Listed entries:
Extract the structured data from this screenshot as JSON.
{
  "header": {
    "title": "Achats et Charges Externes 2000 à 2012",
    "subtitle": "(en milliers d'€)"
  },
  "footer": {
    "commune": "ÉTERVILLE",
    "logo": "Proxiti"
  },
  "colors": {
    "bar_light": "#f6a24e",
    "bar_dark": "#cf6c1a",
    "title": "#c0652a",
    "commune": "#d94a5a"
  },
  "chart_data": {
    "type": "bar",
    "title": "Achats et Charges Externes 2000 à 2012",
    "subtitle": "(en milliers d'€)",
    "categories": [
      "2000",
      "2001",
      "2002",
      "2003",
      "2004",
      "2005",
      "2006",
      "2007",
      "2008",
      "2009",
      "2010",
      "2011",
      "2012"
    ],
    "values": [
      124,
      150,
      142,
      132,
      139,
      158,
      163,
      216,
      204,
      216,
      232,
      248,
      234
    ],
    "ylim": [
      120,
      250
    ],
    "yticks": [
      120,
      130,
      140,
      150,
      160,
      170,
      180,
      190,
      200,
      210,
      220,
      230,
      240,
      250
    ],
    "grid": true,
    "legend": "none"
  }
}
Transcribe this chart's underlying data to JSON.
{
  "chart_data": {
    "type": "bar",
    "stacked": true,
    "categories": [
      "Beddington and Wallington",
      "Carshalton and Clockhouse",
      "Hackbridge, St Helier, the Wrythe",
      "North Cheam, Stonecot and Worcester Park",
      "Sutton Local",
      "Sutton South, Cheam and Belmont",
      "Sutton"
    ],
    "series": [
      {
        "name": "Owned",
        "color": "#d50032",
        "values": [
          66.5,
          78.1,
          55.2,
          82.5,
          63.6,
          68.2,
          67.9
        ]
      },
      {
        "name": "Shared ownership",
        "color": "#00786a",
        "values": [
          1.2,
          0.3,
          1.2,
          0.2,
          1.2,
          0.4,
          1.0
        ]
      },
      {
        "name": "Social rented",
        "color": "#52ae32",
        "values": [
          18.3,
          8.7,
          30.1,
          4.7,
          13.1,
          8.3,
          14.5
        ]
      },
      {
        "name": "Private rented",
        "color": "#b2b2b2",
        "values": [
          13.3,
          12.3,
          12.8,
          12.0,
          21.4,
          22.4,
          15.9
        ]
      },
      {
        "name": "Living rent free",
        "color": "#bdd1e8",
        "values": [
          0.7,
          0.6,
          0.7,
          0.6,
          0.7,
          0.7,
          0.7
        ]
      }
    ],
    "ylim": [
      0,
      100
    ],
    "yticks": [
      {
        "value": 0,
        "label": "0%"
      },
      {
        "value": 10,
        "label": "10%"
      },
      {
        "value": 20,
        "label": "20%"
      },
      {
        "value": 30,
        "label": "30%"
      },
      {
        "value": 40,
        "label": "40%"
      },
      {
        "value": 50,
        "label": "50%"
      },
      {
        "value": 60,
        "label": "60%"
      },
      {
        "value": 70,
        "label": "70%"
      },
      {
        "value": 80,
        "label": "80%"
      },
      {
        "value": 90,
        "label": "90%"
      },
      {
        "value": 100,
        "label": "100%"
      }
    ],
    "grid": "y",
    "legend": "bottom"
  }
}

* * *

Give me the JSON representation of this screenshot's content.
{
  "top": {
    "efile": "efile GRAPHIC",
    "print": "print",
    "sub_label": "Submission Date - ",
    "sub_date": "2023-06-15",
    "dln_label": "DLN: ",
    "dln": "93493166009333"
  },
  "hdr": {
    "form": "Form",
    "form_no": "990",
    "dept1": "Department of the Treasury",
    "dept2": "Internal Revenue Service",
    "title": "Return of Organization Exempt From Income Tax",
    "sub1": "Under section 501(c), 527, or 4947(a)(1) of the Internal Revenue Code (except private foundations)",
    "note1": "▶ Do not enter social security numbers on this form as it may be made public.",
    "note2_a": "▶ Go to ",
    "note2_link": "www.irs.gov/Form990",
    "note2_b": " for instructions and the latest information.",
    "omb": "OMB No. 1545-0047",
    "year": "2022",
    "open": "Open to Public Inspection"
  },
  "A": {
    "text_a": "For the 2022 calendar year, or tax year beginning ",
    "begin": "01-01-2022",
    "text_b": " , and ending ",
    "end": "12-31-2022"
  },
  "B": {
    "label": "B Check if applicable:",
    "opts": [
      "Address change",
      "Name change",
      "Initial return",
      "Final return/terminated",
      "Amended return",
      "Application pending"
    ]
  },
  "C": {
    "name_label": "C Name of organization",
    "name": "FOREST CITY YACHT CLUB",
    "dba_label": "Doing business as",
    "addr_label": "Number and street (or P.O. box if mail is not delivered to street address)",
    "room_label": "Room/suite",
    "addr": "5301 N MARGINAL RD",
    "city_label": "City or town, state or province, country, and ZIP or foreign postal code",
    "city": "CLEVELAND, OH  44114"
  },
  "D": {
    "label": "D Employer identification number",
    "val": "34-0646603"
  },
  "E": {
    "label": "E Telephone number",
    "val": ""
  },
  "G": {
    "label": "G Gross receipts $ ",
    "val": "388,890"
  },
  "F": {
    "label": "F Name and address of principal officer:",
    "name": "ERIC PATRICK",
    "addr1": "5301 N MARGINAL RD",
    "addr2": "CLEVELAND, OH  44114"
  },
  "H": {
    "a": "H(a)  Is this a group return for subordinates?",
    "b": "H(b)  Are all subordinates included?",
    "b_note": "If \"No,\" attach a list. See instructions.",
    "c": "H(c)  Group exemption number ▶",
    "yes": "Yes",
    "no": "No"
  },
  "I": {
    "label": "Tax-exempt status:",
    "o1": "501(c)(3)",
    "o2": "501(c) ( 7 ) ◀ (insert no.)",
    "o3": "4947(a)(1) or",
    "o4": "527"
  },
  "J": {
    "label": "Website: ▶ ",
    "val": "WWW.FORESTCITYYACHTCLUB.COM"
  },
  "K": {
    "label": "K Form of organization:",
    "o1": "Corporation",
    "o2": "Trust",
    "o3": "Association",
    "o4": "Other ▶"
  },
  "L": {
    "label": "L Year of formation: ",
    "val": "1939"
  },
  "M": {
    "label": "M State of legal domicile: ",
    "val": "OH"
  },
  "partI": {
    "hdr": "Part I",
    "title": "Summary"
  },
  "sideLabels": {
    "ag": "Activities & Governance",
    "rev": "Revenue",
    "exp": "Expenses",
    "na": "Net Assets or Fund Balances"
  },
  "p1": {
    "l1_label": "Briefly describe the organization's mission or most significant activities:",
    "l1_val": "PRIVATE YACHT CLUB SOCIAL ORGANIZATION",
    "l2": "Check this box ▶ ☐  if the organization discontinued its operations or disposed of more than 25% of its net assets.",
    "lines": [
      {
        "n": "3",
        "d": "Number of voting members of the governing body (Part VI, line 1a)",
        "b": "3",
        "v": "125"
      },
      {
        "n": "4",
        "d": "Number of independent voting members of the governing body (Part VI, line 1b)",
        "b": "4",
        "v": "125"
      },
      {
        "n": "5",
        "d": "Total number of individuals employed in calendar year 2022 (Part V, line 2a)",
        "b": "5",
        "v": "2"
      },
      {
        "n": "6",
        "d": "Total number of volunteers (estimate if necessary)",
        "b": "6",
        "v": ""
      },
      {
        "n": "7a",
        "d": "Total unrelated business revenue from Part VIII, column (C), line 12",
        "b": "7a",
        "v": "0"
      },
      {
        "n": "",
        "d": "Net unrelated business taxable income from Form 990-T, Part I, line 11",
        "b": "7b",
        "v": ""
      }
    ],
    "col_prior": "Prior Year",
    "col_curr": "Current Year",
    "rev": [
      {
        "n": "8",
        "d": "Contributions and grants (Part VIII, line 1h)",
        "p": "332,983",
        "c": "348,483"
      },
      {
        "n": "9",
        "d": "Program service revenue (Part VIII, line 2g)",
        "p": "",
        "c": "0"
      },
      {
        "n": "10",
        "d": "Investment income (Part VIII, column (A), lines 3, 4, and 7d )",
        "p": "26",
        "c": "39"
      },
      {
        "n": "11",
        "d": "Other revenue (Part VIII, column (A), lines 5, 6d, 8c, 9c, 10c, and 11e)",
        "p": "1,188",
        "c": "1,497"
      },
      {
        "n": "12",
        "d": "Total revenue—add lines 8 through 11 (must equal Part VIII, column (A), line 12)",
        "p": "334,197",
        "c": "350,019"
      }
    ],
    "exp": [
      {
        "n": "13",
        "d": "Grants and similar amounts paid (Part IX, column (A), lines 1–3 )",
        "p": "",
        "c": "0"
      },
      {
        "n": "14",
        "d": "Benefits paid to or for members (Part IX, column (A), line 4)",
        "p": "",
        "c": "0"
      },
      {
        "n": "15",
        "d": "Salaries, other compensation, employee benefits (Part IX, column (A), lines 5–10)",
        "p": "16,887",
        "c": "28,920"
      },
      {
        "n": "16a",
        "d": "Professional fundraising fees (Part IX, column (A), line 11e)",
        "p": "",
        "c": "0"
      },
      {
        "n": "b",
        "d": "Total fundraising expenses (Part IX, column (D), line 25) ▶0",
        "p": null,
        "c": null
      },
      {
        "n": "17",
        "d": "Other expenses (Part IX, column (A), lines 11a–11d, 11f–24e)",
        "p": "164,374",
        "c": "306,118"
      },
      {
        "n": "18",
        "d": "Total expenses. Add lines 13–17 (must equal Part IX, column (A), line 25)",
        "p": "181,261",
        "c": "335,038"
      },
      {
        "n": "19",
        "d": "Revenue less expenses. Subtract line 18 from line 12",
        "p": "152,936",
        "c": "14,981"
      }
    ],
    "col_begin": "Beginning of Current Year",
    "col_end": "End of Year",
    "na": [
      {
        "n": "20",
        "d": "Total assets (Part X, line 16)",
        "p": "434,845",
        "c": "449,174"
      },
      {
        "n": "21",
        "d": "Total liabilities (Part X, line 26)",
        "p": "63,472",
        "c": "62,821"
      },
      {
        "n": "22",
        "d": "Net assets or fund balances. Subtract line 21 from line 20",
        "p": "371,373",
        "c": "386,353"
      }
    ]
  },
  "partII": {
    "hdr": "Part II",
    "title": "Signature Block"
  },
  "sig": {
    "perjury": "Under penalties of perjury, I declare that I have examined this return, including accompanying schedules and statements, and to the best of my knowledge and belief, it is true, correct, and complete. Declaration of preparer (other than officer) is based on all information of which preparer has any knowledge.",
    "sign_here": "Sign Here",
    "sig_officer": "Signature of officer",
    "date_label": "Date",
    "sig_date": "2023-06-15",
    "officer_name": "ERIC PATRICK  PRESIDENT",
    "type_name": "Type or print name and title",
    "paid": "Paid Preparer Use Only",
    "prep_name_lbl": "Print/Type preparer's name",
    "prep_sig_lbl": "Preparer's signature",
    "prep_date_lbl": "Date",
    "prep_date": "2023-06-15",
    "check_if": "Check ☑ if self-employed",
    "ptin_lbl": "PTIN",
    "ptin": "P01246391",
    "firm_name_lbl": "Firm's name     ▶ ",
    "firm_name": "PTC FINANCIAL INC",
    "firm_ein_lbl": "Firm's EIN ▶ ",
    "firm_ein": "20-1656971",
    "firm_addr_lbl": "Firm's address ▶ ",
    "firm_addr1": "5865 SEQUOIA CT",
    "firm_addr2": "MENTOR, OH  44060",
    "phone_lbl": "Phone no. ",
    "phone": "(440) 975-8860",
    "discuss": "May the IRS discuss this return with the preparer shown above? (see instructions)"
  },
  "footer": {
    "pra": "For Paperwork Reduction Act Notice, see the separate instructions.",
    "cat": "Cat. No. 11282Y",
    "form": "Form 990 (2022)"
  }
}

Challenge:
Using the listing above, pick out each line that contains the word "MARGINAL", then copy it.

Solved exercise:
    "addr": "5301 N MARGINAL RD",
    "addr1": "5301 N MARGINAL RD",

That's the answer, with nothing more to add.